— Start Passage to read —

Archive for February 2012
So, my baptism by fire into the world of homemade dress-up costumes is over. DD is going to school tomorrow dressed as…. Angelina Ballerina.
It’s not her favourite book, not by a long shot, and she hasn’t watched the DVDs since she was about three, but I was able to cobble the outfit together from things she already owned, plus Dhs 12.50 (£2) for some face paints. All I had to do was make a white tail from a white sock stuffed with more white socks, make the ears from paper and attach them to a suitable headband – and I have to say, sitting in the sunny kitchen with the breeze wafting in, a cup of tea and the radio on, the cutting and sticking was [whispers] quite pleasant.
Okay, I started this whole World Book Day (WBD) thing with a measure of reluctant enthusiasm. I love books and I love reading and, while I’m desperate to foster that love in DD and DS, I don’t truly feel a costume is necessary.
Far better, in my mind, to take in their favourite book and prepare a two-minute talk about why they like it. But I’m not a teacher so what would I know.
Anyway, as the days have passed, I’m now viewing WBD with about as much enthusiasm as I would an invitation to a cockroach convention. In my bathroom.
Since jettisoning the idea of the nylon Dorothy costume five days ago, we’ve been through Lola (too young), Daisy from the Kes Gray books (this is actually DD’s favourite character), Horrid Henry (she was worried she’d be laughed at for going as a boy), Little Red Riding Hood, the Sleepover girls (she doesn’t want to wear pyjamas), Pippi Longstocking (she’s never read it), Milly Molly Mandy (I haven’t found a red-and-white stripy dress and she hasn’t read it) and Darrell from Malory Towers.
So the entire family spent Saturday afternoon trawling Outlet Mall for a Daisy outfit. The orange t-shirt was easy enough, but nowhere I looked had pink dungarees, at least for a child over the age of 12 months. In desperation, I bought a sparkly red skirt and a pair of red sparkly shoes and said she could add a white t-shirt and a red cardigan and go as Little Red Riding Hood. I’d even make her some little cupcakes to put in her basket.
Hallelujah – all settled, I poured a glass of wine and put my feet up.

— End Passage to read —
— Start Listing —

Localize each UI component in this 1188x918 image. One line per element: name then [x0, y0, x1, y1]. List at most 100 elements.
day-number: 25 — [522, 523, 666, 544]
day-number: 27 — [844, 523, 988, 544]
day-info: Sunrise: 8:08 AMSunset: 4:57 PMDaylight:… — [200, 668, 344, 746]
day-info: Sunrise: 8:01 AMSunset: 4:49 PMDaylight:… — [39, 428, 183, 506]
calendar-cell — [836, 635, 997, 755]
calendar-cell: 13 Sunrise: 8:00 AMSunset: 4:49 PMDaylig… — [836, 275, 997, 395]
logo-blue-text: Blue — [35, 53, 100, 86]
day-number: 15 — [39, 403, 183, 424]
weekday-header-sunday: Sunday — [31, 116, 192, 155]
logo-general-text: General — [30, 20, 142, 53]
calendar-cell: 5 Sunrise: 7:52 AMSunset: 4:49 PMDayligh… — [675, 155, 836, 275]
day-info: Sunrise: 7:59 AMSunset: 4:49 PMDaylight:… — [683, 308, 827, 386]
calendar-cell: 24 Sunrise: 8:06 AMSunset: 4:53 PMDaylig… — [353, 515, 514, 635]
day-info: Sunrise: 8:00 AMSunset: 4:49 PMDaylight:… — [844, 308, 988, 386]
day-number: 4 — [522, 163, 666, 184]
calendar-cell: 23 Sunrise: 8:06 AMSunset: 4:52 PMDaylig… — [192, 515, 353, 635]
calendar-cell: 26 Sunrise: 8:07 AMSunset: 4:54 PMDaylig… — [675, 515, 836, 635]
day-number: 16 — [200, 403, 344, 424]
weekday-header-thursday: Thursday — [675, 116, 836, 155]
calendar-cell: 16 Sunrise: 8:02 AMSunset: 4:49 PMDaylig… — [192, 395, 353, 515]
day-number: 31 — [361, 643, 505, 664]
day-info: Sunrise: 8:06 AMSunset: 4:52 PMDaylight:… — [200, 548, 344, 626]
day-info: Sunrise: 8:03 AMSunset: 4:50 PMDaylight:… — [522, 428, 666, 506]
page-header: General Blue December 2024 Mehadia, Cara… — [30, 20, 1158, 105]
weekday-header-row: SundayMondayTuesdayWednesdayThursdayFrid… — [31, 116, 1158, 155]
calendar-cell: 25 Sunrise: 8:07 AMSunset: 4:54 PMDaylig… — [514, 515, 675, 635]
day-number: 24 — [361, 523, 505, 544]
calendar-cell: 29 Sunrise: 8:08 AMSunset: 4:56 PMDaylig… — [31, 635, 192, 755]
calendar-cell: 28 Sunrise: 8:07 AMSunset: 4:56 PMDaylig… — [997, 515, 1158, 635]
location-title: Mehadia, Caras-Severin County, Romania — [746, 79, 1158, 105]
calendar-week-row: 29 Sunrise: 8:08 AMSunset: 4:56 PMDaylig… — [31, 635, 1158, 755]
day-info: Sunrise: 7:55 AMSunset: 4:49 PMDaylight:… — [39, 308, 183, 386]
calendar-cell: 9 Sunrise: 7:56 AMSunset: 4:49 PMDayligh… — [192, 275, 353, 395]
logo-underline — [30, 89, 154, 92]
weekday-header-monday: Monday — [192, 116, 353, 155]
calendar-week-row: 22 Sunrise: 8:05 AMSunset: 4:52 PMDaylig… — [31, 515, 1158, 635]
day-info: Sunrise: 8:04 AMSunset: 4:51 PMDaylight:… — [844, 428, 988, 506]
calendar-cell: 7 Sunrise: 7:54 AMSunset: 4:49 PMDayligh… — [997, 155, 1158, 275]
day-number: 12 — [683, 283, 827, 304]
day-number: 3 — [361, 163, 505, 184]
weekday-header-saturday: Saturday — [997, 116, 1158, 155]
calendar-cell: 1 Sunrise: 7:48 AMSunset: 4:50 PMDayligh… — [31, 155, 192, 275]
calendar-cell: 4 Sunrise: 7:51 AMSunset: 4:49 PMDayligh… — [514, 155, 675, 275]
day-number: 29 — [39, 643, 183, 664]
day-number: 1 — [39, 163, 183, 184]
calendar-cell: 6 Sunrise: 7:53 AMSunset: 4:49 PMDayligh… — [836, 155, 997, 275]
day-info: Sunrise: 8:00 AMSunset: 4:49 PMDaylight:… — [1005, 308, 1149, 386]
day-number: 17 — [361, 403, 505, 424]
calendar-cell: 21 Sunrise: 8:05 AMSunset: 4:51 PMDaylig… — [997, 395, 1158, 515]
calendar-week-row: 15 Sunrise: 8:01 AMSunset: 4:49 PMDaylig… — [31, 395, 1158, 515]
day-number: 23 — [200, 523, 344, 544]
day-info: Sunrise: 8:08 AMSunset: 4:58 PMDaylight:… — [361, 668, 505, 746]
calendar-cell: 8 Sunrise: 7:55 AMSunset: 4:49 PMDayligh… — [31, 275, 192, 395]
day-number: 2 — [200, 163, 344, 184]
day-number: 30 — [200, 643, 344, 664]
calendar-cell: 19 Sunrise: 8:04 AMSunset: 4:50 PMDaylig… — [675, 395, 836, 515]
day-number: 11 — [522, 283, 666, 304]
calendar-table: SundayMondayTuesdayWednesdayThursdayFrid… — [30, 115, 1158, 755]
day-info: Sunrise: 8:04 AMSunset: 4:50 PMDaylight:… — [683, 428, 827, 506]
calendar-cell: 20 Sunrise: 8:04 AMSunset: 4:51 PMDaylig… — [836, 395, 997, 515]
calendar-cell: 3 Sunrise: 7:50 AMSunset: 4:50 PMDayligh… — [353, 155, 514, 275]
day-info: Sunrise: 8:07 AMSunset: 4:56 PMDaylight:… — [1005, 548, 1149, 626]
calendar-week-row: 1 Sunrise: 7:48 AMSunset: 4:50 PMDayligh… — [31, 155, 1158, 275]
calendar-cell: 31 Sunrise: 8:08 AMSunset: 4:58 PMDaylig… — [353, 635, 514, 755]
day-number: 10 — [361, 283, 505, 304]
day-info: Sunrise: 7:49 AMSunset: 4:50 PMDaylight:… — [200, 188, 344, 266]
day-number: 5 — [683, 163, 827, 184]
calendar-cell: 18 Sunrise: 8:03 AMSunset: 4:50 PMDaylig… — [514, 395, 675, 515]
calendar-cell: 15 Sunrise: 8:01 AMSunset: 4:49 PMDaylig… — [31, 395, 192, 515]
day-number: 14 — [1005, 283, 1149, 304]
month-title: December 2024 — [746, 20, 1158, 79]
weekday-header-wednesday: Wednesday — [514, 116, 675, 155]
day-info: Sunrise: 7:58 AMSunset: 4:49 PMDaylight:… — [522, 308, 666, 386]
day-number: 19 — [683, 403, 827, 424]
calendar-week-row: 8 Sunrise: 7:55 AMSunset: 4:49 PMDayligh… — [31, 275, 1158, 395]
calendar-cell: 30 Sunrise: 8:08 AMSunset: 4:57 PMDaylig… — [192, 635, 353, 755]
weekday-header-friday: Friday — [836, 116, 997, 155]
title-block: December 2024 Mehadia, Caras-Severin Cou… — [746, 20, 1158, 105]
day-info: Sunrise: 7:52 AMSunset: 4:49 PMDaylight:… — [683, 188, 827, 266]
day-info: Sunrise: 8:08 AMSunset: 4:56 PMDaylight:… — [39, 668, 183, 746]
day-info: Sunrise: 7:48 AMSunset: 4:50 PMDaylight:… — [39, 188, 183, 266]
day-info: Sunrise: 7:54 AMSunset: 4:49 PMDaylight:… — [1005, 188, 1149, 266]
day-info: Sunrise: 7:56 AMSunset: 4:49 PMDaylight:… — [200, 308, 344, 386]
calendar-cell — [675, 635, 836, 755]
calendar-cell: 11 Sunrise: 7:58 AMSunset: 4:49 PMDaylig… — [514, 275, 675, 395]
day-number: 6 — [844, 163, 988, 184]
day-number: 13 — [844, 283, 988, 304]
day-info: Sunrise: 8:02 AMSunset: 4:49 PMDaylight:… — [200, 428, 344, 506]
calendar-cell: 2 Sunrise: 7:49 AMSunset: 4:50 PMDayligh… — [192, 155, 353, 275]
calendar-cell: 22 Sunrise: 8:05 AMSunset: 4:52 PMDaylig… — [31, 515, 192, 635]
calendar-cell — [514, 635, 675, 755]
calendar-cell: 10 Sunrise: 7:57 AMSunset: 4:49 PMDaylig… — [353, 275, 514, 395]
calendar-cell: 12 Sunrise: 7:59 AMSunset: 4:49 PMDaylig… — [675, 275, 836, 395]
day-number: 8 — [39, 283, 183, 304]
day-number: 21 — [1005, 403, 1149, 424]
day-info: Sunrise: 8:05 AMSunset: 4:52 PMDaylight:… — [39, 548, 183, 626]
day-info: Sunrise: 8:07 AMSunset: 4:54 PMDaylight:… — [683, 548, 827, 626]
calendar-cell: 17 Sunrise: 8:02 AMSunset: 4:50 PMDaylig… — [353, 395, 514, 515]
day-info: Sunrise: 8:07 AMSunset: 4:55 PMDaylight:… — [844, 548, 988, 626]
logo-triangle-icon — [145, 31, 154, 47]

— End Listing —

● Problem description:
Please answer these questions from the costume post, one line each:
(a) How much did the face paints cost?
(b) What was used to make the white tail?
(c) Where did the family go on Saturday afternoon to look for a Daisy outfit?
These records have no connection to the text.

● Complete answer:
(a) Dhs 12.50 (£2).
(b) A white sock stuffed with more white socks.
(c) Outlet Mall.